>>
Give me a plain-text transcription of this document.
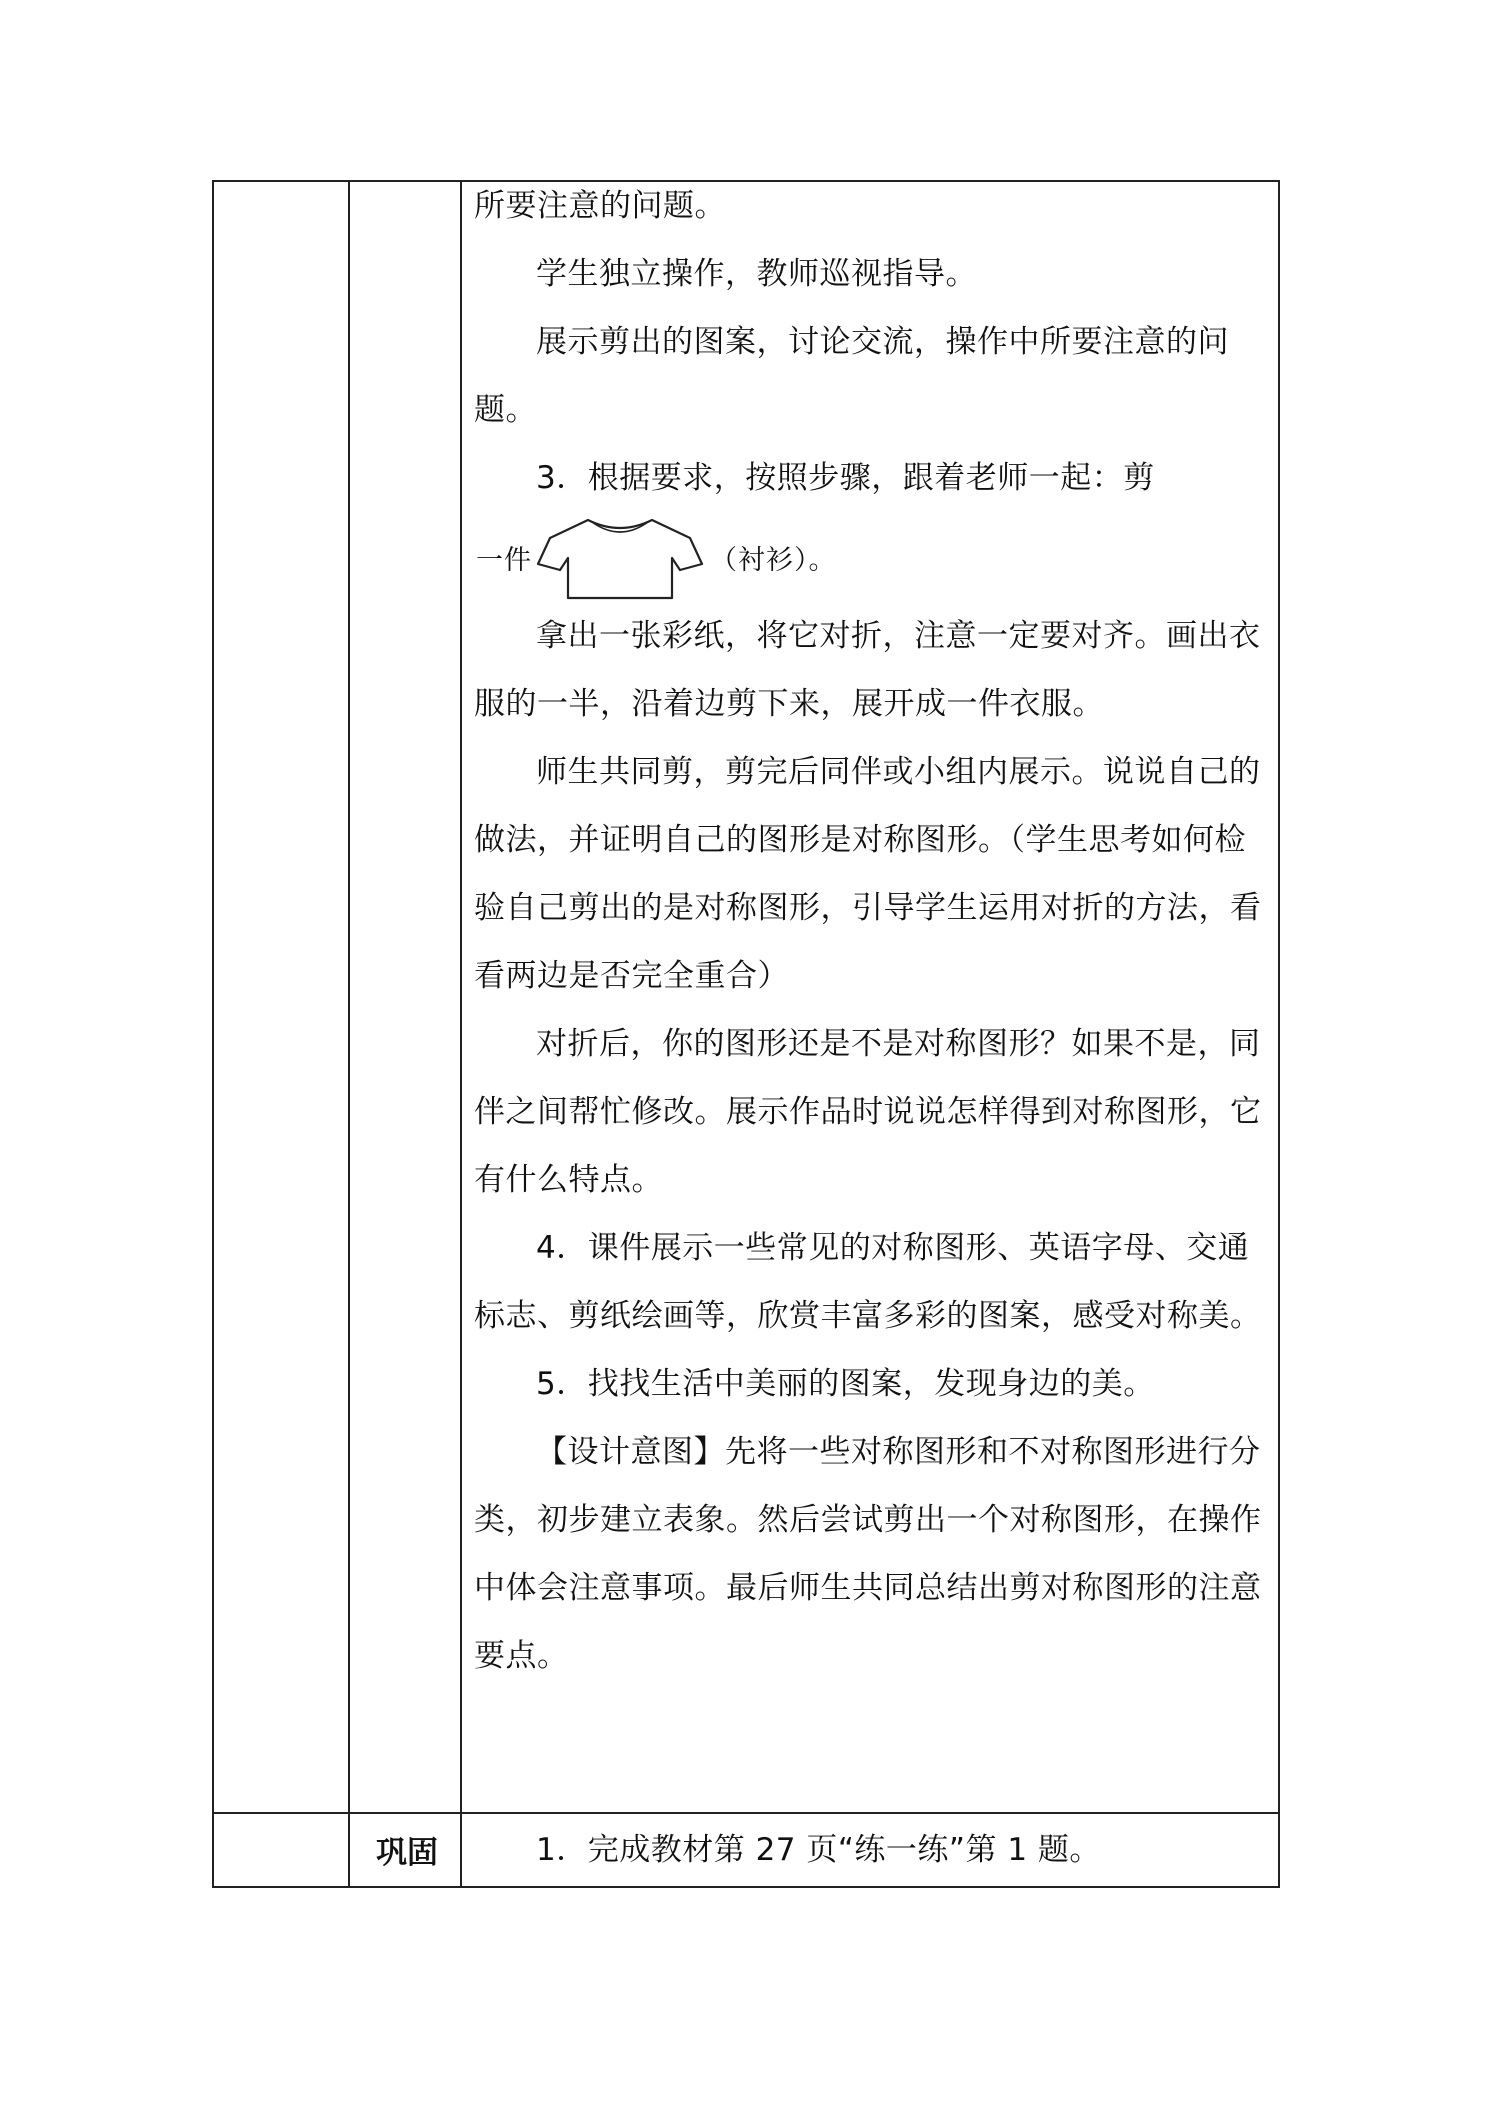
所要注意的问题。

学生独立操作，教师巡视指导。

展示剪出的图案，讨论交流，操作中所要注意的问题。

3．根据要求，按照步骤，跟着老师一起：剪

一件	（衬衫）。

拿出一张彩纸，将它对折，注意一定要对齐。画出衣服的一半，沿着边剪下来，展开成一件衣服。

师生共同剪，剪完后同伴或小组内展示。说说自己的做法，并证明自己的图形是对称图形。（学生思考如何检验自己剪出的是对称图形，引导学生运用对折的方法，看看两边是否完全重合）

对折后，你的图形还是不是对称图形？如果不是，同伴之间帮忙修改。展示作品时说说怎样得到对称图形，它有什么特点。

4．课件展示一些常见的对称图形、英语字母、交通标志、剪纸绘画等，欣赏丰富多彩的图案，感受对称美。

5．找找生活中美丽的图案，发现身边的美。

【设计意图】先将一些对称图形和不对称图形进行分类，初步建立表象。然后尝试剪出一个对称图形，在操作中体会注意事项。最后师生共同总结出剪对称图形的注意要点。

巩固	1．完成教材第 27 页“练一练”第 1 题。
<<
| JOB |
Pictures in the records above are left out; print everything else exactly as written.

| SOLUTION TO THE EXERCISE |
Give me a plain-text transcription of this document.
所要注意的问题。

学生独立操作，教师巡视指导。

展示剪出的图案，讨论交流，操作中所要注意的问题。

3．根据要求，按照步骤，跟着老师一起：剪

一件	（衬衫）。

拿出一张彩纸，将它对折，注意一定要对齐。画出衣服的一半，沿着边剪下来，展开成一件衣服。

师生共同剪，剪完后同伴或小组内展示。说说自己的做法，并证明自己的图形是对称图形。（学生思考如何检验自己剪出的是对称图形，引导学生运用对折的方法，看看两边是否完全重合）

对折后，你的图形还是不是对称图形？如果不是，同伴之间帮忙修改。展示作品时说说怎样得到对称图形，它有什么特点。

4．课件展示一些常见的对称图形、英语字母、交通标志、剪纸绘画等，欣赏丰富多彩的图案，感受对称美。

5．找找生活中美丽的图案，发现身边的美。

【设计意图】先将一些对称图形和不对称图形进行分类，初步建立表象。然后尝试剪出一个对称图形，在操作中体会注意事项。最后师生共同总结出剪对称图形的注意要点。

巩固	1．完成教材第 27 页“练一练”第 1 题。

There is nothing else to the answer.